#### Extrait du document:
C’est le livre dont on parle, « Confiteor » de Jaume Cabre, monument de 800 pages, d’une densité rare. Un grand roman. Un très grand. Mais je me demandais ce qui manque à ce roman catalan pour entrer dans l’Olympe. J’y reviendrai peut-être.

 

Difficile de synthétiser une telle profusion narrative, surtout sans « spoiler ». L’auteur ouvre, comme dans tout grand roman, une diversité de chemins, qui s’entrecroisent, comme dans l’esprit du narrateur, Adria Ardevol, qui écrit dans l’urgence, frénétiquement.

 

Il s’agit d’une confession à maints égards déchirante d’un homme sans Dieu, que la conscience du mal rend irrémédiablement athée, en même temps que la fascination totale pour la capacité créative de l’Humanité. La question de Dieu est vite réglée quand Adria découvre de quoi sont capables les artistes et écrivains. On n’a plus besoin de lui.

#### Consignes de travail:
D'après l'extrait sur « Confiteor », comment s'appelle le narrateur du roman ? La liste qui suit ne joue aucun rôle ici.

#### Données extraites:
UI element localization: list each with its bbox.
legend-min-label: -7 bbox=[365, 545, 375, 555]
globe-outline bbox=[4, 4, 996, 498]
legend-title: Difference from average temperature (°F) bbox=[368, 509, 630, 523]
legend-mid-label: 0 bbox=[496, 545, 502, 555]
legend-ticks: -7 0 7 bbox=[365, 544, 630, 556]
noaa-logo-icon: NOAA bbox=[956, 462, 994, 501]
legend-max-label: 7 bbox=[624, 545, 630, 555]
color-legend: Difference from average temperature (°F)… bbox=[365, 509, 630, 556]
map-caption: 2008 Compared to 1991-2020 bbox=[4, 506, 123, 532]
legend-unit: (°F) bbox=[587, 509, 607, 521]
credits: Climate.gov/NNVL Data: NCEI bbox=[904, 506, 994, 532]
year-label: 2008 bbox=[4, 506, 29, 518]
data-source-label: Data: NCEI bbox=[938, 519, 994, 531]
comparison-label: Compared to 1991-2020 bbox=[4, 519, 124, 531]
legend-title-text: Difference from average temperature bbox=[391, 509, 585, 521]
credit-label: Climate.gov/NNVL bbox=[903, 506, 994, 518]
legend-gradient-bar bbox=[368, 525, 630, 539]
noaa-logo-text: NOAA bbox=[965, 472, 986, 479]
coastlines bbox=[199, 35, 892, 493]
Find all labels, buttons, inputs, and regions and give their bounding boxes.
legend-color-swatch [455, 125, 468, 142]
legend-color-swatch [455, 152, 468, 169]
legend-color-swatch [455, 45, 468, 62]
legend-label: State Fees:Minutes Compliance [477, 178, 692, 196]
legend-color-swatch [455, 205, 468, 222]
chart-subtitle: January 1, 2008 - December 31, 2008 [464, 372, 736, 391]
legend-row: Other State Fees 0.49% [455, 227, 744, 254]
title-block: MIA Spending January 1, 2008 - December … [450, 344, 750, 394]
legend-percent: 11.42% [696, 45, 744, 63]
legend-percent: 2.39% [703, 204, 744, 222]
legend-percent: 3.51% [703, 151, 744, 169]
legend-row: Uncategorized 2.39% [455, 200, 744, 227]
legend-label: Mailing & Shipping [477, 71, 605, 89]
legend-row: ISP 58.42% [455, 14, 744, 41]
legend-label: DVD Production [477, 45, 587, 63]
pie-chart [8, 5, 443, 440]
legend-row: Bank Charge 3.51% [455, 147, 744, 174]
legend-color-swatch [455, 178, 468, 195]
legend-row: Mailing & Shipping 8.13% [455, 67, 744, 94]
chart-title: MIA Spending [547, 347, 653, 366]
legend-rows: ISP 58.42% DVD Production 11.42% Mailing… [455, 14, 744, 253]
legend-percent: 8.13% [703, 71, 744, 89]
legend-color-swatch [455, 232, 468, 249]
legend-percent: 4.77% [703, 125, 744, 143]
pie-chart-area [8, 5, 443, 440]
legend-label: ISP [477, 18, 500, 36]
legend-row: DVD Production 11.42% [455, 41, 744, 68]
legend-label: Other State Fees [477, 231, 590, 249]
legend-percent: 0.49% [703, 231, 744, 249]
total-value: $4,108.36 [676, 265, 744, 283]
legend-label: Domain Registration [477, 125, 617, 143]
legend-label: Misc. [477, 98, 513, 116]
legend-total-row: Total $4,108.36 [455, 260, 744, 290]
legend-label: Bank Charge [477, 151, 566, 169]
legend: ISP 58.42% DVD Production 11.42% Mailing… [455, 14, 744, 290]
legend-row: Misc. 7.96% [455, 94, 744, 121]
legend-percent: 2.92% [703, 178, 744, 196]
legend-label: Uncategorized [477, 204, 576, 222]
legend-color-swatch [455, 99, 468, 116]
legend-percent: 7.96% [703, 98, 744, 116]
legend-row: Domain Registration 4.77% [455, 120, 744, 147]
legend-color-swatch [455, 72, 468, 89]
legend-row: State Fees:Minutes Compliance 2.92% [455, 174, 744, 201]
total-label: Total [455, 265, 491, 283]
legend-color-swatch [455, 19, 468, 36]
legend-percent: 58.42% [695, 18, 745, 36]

#### Résultat:
Adria Ardevol.